[Rows from a dataset]
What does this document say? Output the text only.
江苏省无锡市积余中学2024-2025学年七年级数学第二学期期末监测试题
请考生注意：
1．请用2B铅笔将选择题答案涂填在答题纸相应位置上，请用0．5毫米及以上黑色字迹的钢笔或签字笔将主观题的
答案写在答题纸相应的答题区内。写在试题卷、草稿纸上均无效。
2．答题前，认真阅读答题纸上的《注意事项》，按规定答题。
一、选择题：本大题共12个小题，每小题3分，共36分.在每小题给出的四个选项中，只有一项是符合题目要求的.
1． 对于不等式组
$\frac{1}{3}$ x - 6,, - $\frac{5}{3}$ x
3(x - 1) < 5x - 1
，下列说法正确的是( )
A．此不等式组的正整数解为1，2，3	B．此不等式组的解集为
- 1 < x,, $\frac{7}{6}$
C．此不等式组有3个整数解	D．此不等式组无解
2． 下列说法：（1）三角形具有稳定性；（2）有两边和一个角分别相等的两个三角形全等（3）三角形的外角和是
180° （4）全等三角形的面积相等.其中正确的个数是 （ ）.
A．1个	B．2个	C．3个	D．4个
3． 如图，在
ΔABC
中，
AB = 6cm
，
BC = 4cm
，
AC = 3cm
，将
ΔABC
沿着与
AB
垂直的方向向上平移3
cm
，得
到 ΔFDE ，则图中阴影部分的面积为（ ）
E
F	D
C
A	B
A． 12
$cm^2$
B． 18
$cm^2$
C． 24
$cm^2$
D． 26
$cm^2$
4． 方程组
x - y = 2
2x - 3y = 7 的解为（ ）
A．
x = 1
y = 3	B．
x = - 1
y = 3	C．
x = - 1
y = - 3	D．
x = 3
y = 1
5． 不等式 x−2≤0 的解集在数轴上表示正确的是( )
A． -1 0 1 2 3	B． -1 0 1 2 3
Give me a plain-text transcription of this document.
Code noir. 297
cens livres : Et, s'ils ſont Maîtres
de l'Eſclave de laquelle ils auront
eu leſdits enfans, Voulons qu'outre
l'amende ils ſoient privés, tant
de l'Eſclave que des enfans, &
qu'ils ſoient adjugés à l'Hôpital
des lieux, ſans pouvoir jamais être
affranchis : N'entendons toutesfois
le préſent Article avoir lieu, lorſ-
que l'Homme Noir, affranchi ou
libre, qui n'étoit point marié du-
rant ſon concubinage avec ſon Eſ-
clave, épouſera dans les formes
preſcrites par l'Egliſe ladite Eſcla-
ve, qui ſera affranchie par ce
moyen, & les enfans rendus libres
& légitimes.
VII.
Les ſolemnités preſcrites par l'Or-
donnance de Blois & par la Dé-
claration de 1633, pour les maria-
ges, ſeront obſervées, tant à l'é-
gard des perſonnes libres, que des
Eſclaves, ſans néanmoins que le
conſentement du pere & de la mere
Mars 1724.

» Written exercise
Check every line for "ſoient" and show the ones that have it.

» Written answer
l'amende ils ſoient privés, tant
qu'ils ſoient adjugés à l'Hôpital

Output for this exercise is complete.